Short exercise
Reproduce the complete listing without any deviation.

+---+

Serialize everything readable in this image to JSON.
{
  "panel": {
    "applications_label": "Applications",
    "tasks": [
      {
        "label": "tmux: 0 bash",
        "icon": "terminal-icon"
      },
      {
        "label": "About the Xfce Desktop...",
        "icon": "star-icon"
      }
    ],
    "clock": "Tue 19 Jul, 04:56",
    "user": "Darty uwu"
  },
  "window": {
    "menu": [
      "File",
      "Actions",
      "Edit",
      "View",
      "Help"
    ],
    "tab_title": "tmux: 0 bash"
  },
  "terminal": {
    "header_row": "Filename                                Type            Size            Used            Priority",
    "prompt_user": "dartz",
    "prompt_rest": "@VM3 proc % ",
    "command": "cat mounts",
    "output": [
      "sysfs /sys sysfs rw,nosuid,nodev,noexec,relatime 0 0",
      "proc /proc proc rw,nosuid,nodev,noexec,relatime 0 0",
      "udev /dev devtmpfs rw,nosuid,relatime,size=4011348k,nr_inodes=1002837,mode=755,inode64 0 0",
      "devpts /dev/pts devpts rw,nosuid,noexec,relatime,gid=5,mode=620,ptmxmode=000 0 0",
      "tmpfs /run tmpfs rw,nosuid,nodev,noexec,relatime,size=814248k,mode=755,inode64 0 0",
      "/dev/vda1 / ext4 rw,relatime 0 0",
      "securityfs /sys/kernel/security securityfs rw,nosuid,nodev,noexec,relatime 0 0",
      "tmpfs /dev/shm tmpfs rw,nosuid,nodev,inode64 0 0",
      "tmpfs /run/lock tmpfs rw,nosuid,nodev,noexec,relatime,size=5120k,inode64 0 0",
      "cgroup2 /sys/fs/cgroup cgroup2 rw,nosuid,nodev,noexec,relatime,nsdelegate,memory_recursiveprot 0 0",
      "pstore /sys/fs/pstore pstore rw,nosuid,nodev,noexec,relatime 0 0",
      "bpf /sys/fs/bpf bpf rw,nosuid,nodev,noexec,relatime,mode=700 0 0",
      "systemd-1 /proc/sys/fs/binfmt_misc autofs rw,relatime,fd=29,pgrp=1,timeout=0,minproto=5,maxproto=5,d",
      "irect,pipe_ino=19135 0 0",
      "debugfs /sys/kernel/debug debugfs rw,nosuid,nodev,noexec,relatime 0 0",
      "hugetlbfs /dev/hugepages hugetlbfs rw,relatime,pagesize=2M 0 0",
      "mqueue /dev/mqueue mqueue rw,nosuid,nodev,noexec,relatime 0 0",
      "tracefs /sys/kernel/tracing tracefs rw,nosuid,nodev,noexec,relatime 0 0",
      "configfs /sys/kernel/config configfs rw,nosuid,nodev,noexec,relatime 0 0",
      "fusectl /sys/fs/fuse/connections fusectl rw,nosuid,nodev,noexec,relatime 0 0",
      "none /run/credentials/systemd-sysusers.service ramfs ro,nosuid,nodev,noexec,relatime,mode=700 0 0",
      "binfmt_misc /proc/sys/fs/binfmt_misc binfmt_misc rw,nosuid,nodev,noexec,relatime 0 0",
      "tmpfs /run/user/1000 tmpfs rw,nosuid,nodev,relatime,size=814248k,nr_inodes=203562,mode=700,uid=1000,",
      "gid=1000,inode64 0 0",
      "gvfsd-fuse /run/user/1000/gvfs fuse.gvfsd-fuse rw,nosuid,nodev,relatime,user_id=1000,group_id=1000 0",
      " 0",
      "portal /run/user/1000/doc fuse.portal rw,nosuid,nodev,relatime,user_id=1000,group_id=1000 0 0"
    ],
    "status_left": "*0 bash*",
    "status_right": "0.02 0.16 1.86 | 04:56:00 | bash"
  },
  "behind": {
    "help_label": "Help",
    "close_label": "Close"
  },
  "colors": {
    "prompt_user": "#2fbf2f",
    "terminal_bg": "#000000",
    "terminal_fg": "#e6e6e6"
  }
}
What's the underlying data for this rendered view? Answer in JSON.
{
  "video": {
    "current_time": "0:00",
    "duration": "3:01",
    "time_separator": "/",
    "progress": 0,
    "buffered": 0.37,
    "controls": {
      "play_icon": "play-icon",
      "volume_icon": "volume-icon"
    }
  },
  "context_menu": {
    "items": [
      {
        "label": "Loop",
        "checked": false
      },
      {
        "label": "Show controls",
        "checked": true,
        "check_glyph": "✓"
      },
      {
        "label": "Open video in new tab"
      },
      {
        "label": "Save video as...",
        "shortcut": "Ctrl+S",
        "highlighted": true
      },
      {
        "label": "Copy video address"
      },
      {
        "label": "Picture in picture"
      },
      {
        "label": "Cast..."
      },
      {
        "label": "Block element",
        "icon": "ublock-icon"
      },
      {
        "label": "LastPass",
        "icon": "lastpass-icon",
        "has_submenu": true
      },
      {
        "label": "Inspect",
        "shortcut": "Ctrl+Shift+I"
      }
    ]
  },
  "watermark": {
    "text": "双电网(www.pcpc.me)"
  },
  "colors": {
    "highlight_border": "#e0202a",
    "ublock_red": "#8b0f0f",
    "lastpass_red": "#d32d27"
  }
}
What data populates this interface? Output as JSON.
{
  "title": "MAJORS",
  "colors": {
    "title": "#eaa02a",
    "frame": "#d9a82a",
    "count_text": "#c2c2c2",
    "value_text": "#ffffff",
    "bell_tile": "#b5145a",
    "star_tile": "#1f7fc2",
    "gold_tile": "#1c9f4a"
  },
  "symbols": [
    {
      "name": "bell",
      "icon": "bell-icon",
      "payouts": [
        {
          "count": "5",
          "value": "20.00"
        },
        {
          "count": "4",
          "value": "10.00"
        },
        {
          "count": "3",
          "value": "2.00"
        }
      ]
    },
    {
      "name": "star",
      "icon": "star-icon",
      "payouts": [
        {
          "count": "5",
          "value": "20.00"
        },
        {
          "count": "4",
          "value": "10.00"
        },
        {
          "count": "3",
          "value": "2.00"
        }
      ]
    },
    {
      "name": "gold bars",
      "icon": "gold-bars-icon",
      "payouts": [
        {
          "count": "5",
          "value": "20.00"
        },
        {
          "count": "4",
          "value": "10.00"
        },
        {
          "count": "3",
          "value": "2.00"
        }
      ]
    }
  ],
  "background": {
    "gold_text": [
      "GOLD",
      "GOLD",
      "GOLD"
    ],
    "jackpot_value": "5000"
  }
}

+---+

Output of the exercise
Serialize everything readable in this image to JSON.
{
  "panel": {
    "applications_label": "Applications",
    "tasks": [
      {
        "label": "tmux: 0 bash",
        "icon": "terminal-icon"
      },
      {
        "label": "About the Xfce Desktop...",
        "icon": "star-icon"
      }
    ],
    "clock": "Tue 19 Jul, 04:56",
    "user": "Darty uwu"
  },
  "window": {
    "menu": [
      "File",
      "Actions",
      "Edit",
      "View",
      "Help"
    ],
    "tab_title": "tmux: 0 bash"
  },
  "terminal": {
    "header_row": "Filename                                Type            Size            Used            Priority",
    "prompt_user": "dartz",
    "prompt_rest": "@VM3 proc % ",
    "command": "cat mounts",
    "output": [
      "sysfs /sys sysfs rw,nosuid,nodev,noexec,relatime 0 0",
      "proc /proc proc rw,nosuid,nodev,noexec,relatime 0 0",
      "udev /dev devtmpfs rw,nosuid,relatime,size=4011348k,nr_inodes=1002837,mode=755,inode64 0 0",
      "devpts /dev/pts devpts rw,nosuid,noexec,relatime,gid=5,mode=620,ptmxmode=000 0 0",
      "tmpfs /run tmpfs rw,nosuid,nodev,noexec,relatime,size=814248k,mode=755,inode64 0 0",
      "/dev/vda1 / ext4 rw,relatime 0 0",
      "securityfs /sys/kernel/security securityfs rw,nosuid,nodev,noexec,relatime 0 0",
      "tmpfs /dev/shm tmpfs rw,nosuid,nodev,inode64 0 0",
      "tmpfs /run/lock tmpfs rw,nosuid,nodev,noexec,relatime,size=5120k,inode64 0 0",
      "cgroup2 /sys/fs/cgroup cgroup2 rw,nosuid,nodev,noexec,relatime,nsdelegate,memory_recursiveprot 0 0",
      "pstore /sys/fs/pstore pstore rw,nosuid,nodev,noexec,relatime 0 0",
      "bpf /sys/fs/bpf bpf rw,nosuid,nodev,noexec,relatime,mode=700 0 0",
      "systemd-1 /proc/sys/fs/binfmt_misc autofs rw,relatime,fd=29,pgrp=1,timeout=0,minproto=5,maxproto=5,d",
      "irect,pipe_ino=19135 0 0",
      "debugfs /sys/kernel/debug debugfs rw,nosuid,nodev,noexec,relatime 0 0",
      "hugetlbfs /dev/hugepages hugetlbfs rw,relatime,pagesize=2M 0 0",
      "mqueue /dev/mqueue mqueue rw,nosuid,nodev,noexec,relatime 0 0",
      "tracefs /sys/kernel/tracing tracefs rw,nosuid,nodev,noexec,relatime 0 0",
      "configfs /sys/kernel/config configfs rw,nosuid,nodev,noexec,relatime 0 0",
      "fusectl /sys/fs/fuse/connections fusectl rw,nosuid,nodev,noexec,relatime 0 0",
      "none /run/credentials/systemd-sysusers.service ramfs ro,nosuid,nodev,noexec,relatime,mode=700 0 0",
      "binfmt_misc /proc/sys/fs/binfmt_misc binfmt_misc rw,nosuid,nodev,noexec,relatime 0 0",
      "tmpfs /run/user/1000 tmpfs rw,nosuid,nodev,relatime,size=814248k,nr_inodes=203562,mode=700,uid=1000,",
      "gid=1000,inode64 0 0",
      "gvfsd-fuse /run/user/1000/gvfs fuse.gvfsd-fuse rw,nosuid,nodev,relatime,user_id=1000,group_id=1000 0",
      " 0",
      "portal /run/user/1000/doc fuse.portal rw,nosuid,nodev,relatime,user_id=1000,group_id=1000 0 0"
    ],
    "status_left": "*0 bash*",
    "status_right": "0.02 0.16 1.86 | 04:56:00 | bash"
  },
  "behind": {
    "help_label": "Help",
    "close_label": "Close"
  },
  "colors": {
    "prompt_user": "#2fbf2f",
    "terminal_bg": "#000000",
    "terminal_fg": "#e6e6e6"
  }
}
What's the underlying data for this rendered view? Answer in JSON.
{
  "video": {
    "current_time": "0:00",
    "duration": "3:01",
    "time_separator": "/",
    "progress": 0,
    "buffered": 0.37,
    "controls": {
      "play_icon": "play-icon",
      "volume_icon": "volume-icon"
    }
  },
  "context_menu": {
    "items": [
      {
        "label": "Loop",
        "checked": false
      },
      {
        "label": "Show controls",
        "checked": true,
        "check_glyph": "✓"
      },
      {
        "label": "Open video in new tab"
      },
      {
        "label": "Save video as...",
        "shortcut": "Ctrl+S",
        "highlighted": true
      },
      {
        "label": "Copy video address"
      },
      {
        "label": "Picture in picture"
      },
      {
        "label": "Cast..."
      },
      {
        "label": "Block element",
        "icon": "ublock-icon"
      },
      {
        "label": "LastPass",
        "icon": "lastpass-icon",
        "has_submenu": true
      },
      {
        "label": "Inspect",
        "shortcut": "Ctrl+Shift+I"
      }
    ]
  },
  "watermark": {
    "text": "双电网(www.pcpc.me)"
  },
  "colors": {
    "highlight_border": "#e0202a",
    "ublock_red": "#8b0f0f",
    "lastpass_red": "#d32d27"
  }
}
What data populates this interface? Output as JSON.
{
  "title": "MAJORS",
  "colors": {
    "title": "#eaa02a",
    "frame": "#d9a82a",
    "count_text": "#c2c2c2",
    "value_text": "#ffffff",
    "bell_tile": "#b5145a",
    "star_tile": "#1f7fc2",
    "gold_tile": "#1c9f4a"
  },
  "symbols": [
    {
      "name": "bell",
      "icon": "bell-icon",
      "payouts": [
        {
          "count": "5",
          "value": "20.00"
        },
        {
          "count": "4",
          "value": "10.00"
        },
        {
          "count": "3",
          "value": "2.00"
        }
      ]
    },
    {
      "name": "star",
      "icon": "star-icon",
      "payouts": [
        {
          "count": "5",
          "value": "20.00"
        },
        {
          "count": "4",
          "value": "10.00"
        },
        {
          "count": "3",
          "value": "2.00"
        }
      ]
    },
    {
      "name": "gold bars",
      "icon": "gold-bars-icon",
      "payouts": [
        {
          "count": "5",
          "value": "20.00"
        },
        {
          "count": "4",
          "value": "10.00"
        },
        {
          "count": "3",
          "value": "2.00"
        }
      ]
    }
  ],
  "background": {
    "gold_text": [
      "GOLD",
      "GOLD",
      "GOLD"
    ],
    "jackpot_value": "5000"
  }
}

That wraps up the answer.